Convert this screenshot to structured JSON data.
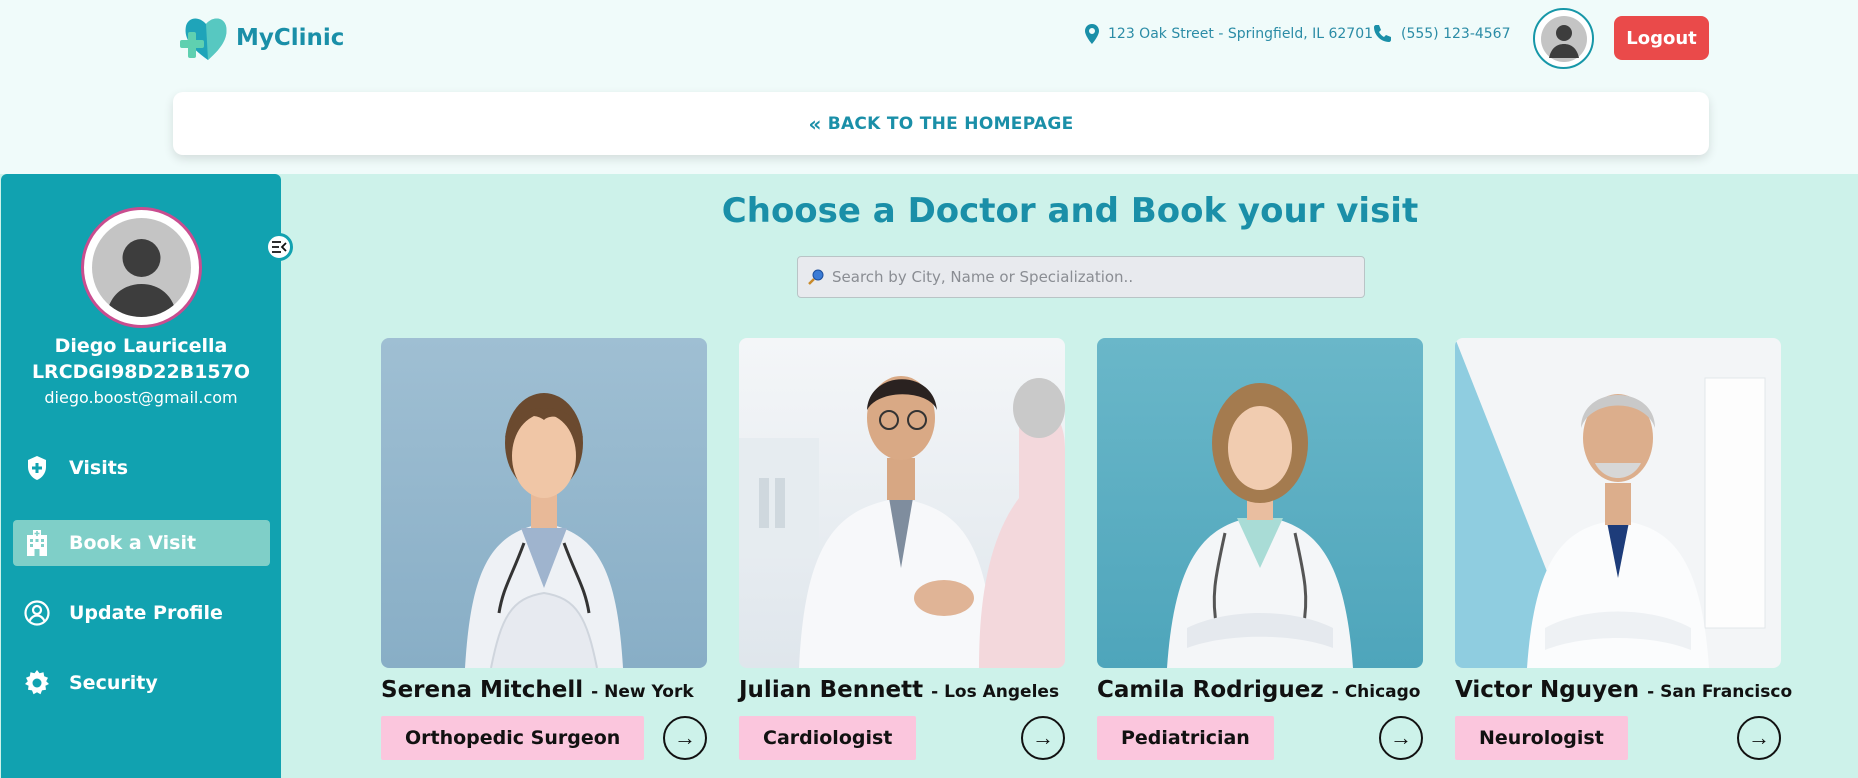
{
  "header": {
    "brand": "MyClinic",
    "address": "123 Oak Street - Springfield, IL 62701",
    "phone": "(555) 123-4567",
    "logout_label": "Logout"
  },
  "back_link": "BACK TO THE HOMEPAGE",
  "sidebar": {
    "user_name": "Diego Lauricella",
    "user_code": "LRCDGI98D22B157O",
    "user_email": "diego.boost@gmail.com",
    "items": [
      {
        "label": "Visits",
        "icon": "shield-plus-icon",
        "active": false
      },
      {
        "label": "Book a Visit",
        "icon": "hospital-icon",
        "active": true
      },
      {
        "label": "Update Profile",
        "icon": "user-circle-icon",
        "active": false
      },
      {
        "label": "Security",
        "icon": "gear-icon",
        "active": false
      }
    ]
  },
  "main": {
    "title": "Choose a Doctor and Book your visit",
    "search_placeholder": "Search by City, Name or Specialization..",
    "doctors": [
      {
        "name": "Serena Mitchell",
        "city": "New York",
        "specialization": "Orthopedic Surgeon"
      },
      {
        "name": "Julian Bennett",
        "city": "Los Angeles",
        "specialization": "Cardiologist"
      },
      {
        "name": "Camila Rodriguez",
        "city": "Chicago",
        "specialization": "Pediatrician"
      },
      {
        "name": "Victor Nguyen",
        "city": "San Francisco",
        "specialization": "Neurologist"
      }
    ]
  },
  "colors": {
    "brand": "#1a8fa8",
    "sidebar": "#11a2b0",
    "active_item": "#7fcfc8",
    "logout": "#ea4a4a",
    "spec_badge": "#fbc6dd",
    "main_bg": "#cdf2ea"
  }
}
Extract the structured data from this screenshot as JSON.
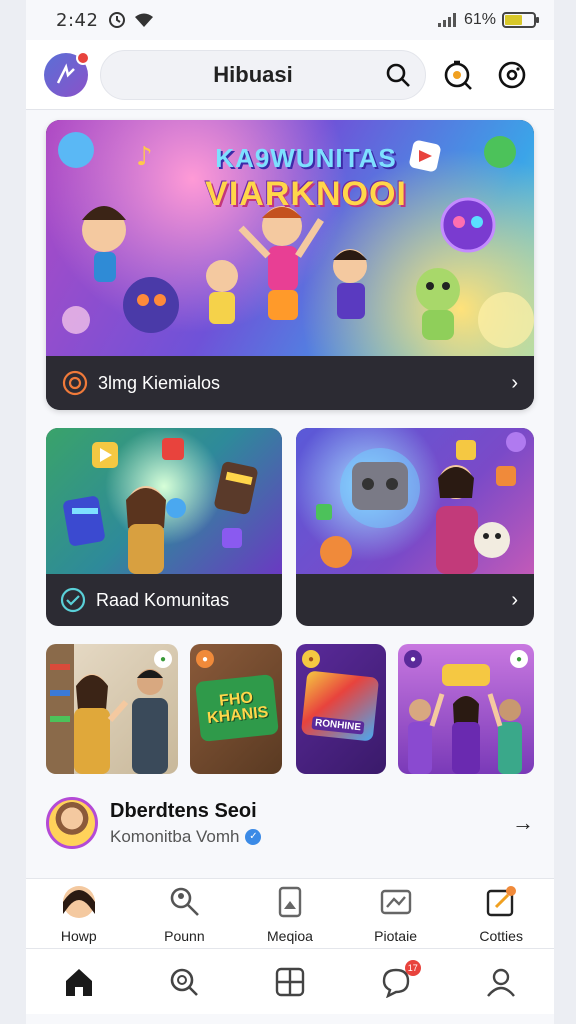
{
  "status": {
    "time": "2:42",
    "battery_text": "61%",
    "battery_level": 0.6
  },
  "header": {
    "search_query": "Hibuasi",
    "notification_count": ""
  },
  "hero": {
    "title_line1": "KA9WUNITAS",
    "title_line2": "VIARKNOOI",
    "footer_label": "3lmg Kiemialos"
  },
  "cards": [
    {
      "label": "Raad Komunitas"
    },
    {
      "label": ""
    }
  ],
  "tiles": [
    {
      "caption": ""
    },
    {
      "caption": "FHO\nKHANIS"
    },
    {
      "caption": "RONHINE"
    },
    {
      "caption": ""
    }
  ],
  "profile": {
    "name": "Dberdtens Seoi",
    "subtitle": "Komonitba Vomh"
  },
  "categories": [
    {
      "label": "Howp",
      "icon": "user-avatar-icon"
    },
    {
      "label": "Pounn",
      "icon": "search-person-icon"
    },
    {
      "label": "Meqioa",
      "icon": "media-icon"
    },
    {
      "label": "Piotaie",
      "icon": "picture-icon"
    },
    {
      "label": "Cotties",
      "icon": "edit-icon"
    }
  ],
  "bottom_nav": {
    "items": [
      "home-icon",
      "search-icon",
      "add-icon",
      "chat-icon",
      "profile-icon"
    ],
    "chat_badge": "17"
  }
}
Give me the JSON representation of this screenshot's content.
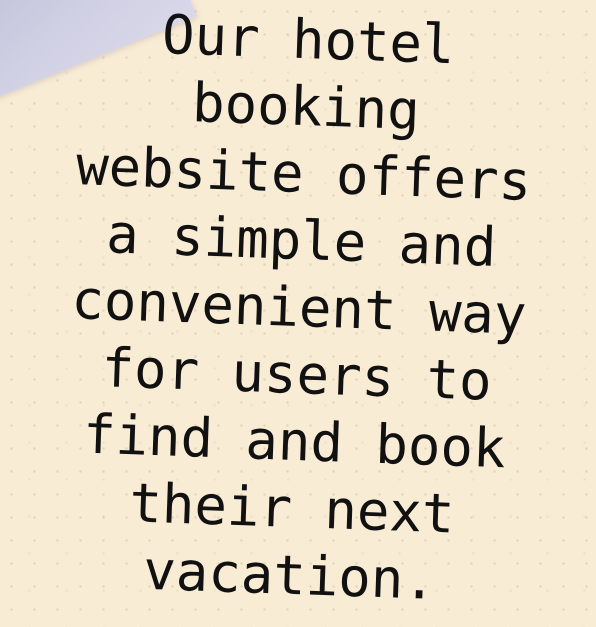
{
  "colors": {
    "background": "#f9ecd4",
    "corner_shape": "#c3c3dc",
    "text": "#111111"
  },
  "message": {
    "text": "Our hotel\nbooking\nwebsite offers\na simple and\nconvenient way\nfor users to\nfind and book\ntheir next\nvacation."
  }
}
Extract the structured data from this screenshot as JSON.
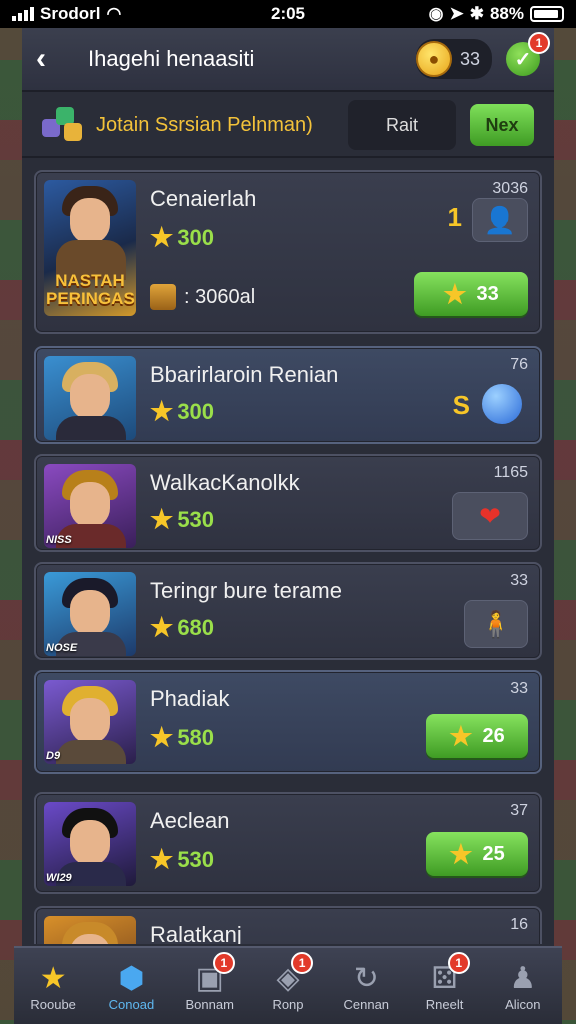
{
  "status_bar": {
    "carrier": "Srodorl",
    "time": "2:05",
    "battery": "88%"
  },
  "header": {
    "title": "Ihagehi henaasiti",
    "currency_value": "33",
    "check_badge": "1"
  },
  "subheader": {
    "title": "Jotain Ssrsian Pelnman)",
    "sort_label": "Rait",
    "next_label": "Nex"
  },
  "cards": [
    {
      "name": "Cenaierlah",
      "stars": "300",
      "rank": "3036",
      "portrait_label": "NASTAH PERINGAS",
      "side_num": "1",
      "scroll_text": ": 3060al",
      "reward": "33",
      "icon": "character-portrait-icon"
    },
    {
      "name": "Bbarirlaroin Renian",
      "stars": "300",
      "rank": "76",
      "side_num": "S",
      "icon": "blue-gem-icon"
    },
    {
      "name": "WalkacKanolkk",
      "stars": "530",
      "rank": "1165",
      "portrait_tag": "NISS",
      "icon": "heart-icon"
    },
    {
      "name": "Teringr bure terame",
      "stars": "680",
      "rank": "33",
      "portrait_tag": "NOSE",
      "icon": "character-small-icon"
    },
    {
      "name": "Phadiak",
      "stars": "580",
      "rank": "33",
      "portrait_tag": "D9",
      "reward": "26"
    },
    {
      "name": "Aeclean",
      "stars": "530",
      "rank": "37",
      "portrait_tag": "WI29",
      "reward": "25"
    },
    {
      "name": "Ralatkanj",
      "rank": "16"
    }
  ],
  "bottom_nav": [
    {
      "label": "Rooube",
      "icon": "star-icon"
    },
    {
      "label": "Conoad",
      "icon": "gem-icon",
      "active": true
    },
    {
      "label": "Bonnam",
      "icon": "chest-icon",
      "badge": "1"
    },
    {
      "label": "Ronp",
      "icon": "controller-icon",
      "badge": "1"
    },
    {
      "label": "Cennan",
      "icon": "refresh-icon"
    },
    {
      "label": "Rneelt",
      "icon": "dice-icon",
      "badge": "1"
    },
    {
      "label": "Alicon",
      "icon": "person-icon"
    }
  ],
  "colors": {
    "accent_green": "#4fb02e",
    "star_gold": "#f7c628",
    "title_gold": "#f3c23a",
    "active_blue": "#5fb8f0",
    "badge_red": "#e23a2a"
  }
}
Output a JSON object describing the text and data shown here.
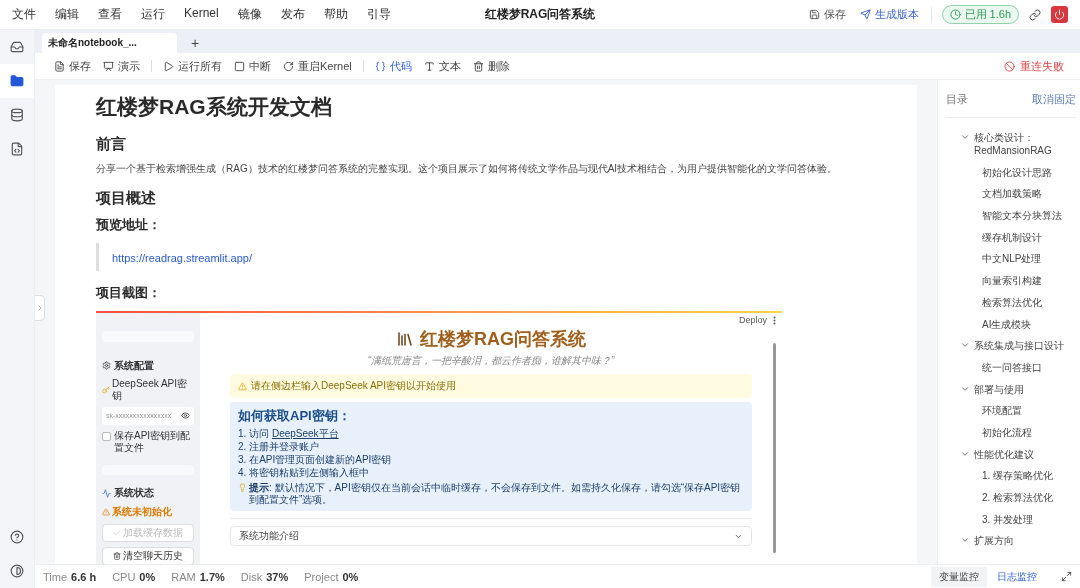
{
  "menu": [
    "文件",
    "编辑",
    "查看",
    "运行",
    "Kernel",
    "镜像",
    "发布",
    "帮助",
    "引导"
  ],
  "title": "红楼梦RAG问答系统",
  "header_actions": [
    {
      "label": "保存",
      "kind": "save"
    },
    {
      "label": "生成版本",
      "kind": "publish"
    }
  ],
  "usage": "已用 1.6h",
  "rail": [
    {
      "kind": "inbox",
      "selected": false
    },
    {
      "kind": "folder",
      "selected": true
    },
    {
      "kind": "database",
      "selected": false
    },
    {
      "kind": "code",
      "selected": false
    }
  ],
  "rail_bottom": [
    {
      "kind": "help"
    },
    {
      "kind": "theme"
    }
  ],
  "tabs": [
    {
      "label": "未命名notebook_...",
      "selected": true
    }
  ],
  "new_tab": "+",
  "toolbar": {
    "groups": [
      [
        {
          "label": "保存",
          "kind": "save",
          "selected": false
        },
        {
          "label": "演示",
          "kind": "present",
          "selected": false
        }
      ],
      [
        {
          "label": "运行所有",
          "kind": "run",
          "selected": false
        },
        {
          "label": "中断",
          "kind": "stop",
          "selected": false
        },
        {
          "label": "重启Kernel",
          "kind": "restart",
          "selected": false
        }
      ],
      [
        {
          "label": "代码",
          "kind": "code",
          "selected": true
        },
        {
          "label": "文本",
          "kind": "text",
          "selected": false
        },
        {
          "label": "删除",
          "kind": "delete",
          "selected": false
        }
      ]
    ]
  },
  "connection": "重连失败",
  "document": {
    "blocks": [
      {
        "kind": "h1",
        "text": "红楼梦RAG系统开发文档"
      },
      {
        "kind": "h2",
        "text": "前言"
      },
      {
        "kind": "p",
        "text": "分享一个基于检索增强生成（RAG）技术的红楼梦问答系统的完整实现。这个项目展示了如何将传统文学作品与现代AI技术相结合，为用户提供智能化的文学问答体验。"
      },
      {
        "kind": "h2",
        "text": "项目概述"
      },
      {
        "kind": "h3",
        "text": "预览地址："
      },
      {
        "kind": "quote_link",
        "text": "https://readrag.streamlit.app/"
      },
      {
        "kind": "h3",
        "text": "项目截图："
      },
      {
        "kind": "app_screenshot",
        "app": {
          "sidebar": {
            "config_title": "系统配置",
            "api_label": "DeepSeek API密钥",
            "api_value": "sk-xxxxxxxxxxxxxxxx",
            "save_option": {
              "label": "保存API密钥到配置文件",
              "checked": false
            },
            "status_title": "系统状态",
            "status_warning": "系统未初始化",
            "buttons": [
              {
                "label": "加载缓存数据",
                "disabled": true
              },
              {
                "label": "清空聊天历史",
                "disabled": false
              }
            ]
          },
          "deploy": "Deploy",
          "title": "红楼梦RAG问答系统",
          "quote": "“满纸荒唐言，一把辛酸泪，都云作者痴，谁解其中味？”",
          "warning": "请在侧边栏输入DeepSeek API密钥以开始使用",
          "info": {
            "title": "如何获取API密钥：",
            "steps": [
              {
                "number": "1.",
                "text": "访问 ",
                "link": "DeepSeek平台"
              },
              {
                "number": "2.",
                "text": "注册并登录账户"
              },
              {
                "number": "3.",
                "text": "在API管理页面创建新的API密钥"
              },
              {
                "number": "4.",
                "text": "将密钥粘贴到左侧输入框中"
              }
            ],
            "tip": "**提示**: 默认情况下，API密钥仅在当前会话中临时缓存，不会保存到文件。如需持久化保存，请勾选“保存API密钥到配置文件”选项。"
          },
          "expander": "系统功能介绍"
        }
      }
    ]
  },
  "toc": {
    "title": "目录",
    "unpin": "取消固定",
    "items": [
      {
        "label": "核心类设计：RedMansionRAG",
        "expanded": true,
        "children": [
          {
            "label": "初始化设计思路"
          },
          {
            "label": "文档加载策略"
          },
          {
            "label": "智能文本分块算法"
          },
          {
            "label": "缓存机制设计"
          },
          {
            "label": "中文NLP处理"
          },
          {
            "label": "向量索引构建"
          },
          {
            "label": "检索算法优化"
          },
          {
            "label": "AI生成模块"
          }
        ]
      },
      {
        "label": "系统集成与接口设计",
        "expanded": true,
        "children": [
          {
            "label": "统一问答接口"
          }
        ]
      },
      {
        "label": "部署与使用",
        "expanded": true,
        "children": [
          {
            "label": "环境配置"
          },
          {
            "label": "初始化流程"
          }
        ]
      },
      {
        "label": "性能优化建议",
        "expanded": true,
        "children": [
          {
            "label": "1. 缓存策略优化"
          },
          {
            "label": "2. 检索算法优化"
          },
          {
            "label": "3. 并发处理"
          }
        ]
      },
      {
        "label": "扩展方向",
        "expanded": true
      }
    ]
  },
  "status": {
    "metrics": [
      {
        "label": "Time",
        "value": "6.6 h"
      },
      {
        "label": "CPU",
        "value": "0%"
      },
      {
        "label": "RAM",
        "value": "1.7%"
      },
      {
        "label": "Disk",
        "value": "37%"
      },
      {
        "label": "Project",
        "value": "0%"
      }
    ],
    "tabs": [
      {
        "label": "变量监控",
        "selected": false
      },
      {
        "label": "日志监控",
        "selected": true
      }
    ]
  }
}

^^^^

## TASK STATEMENT
Using the material above, copy every line in which the string "person" occurs.

## SOLVED PROBLEM
      "icon": "search-person-icon"
      "icon": "person-icon"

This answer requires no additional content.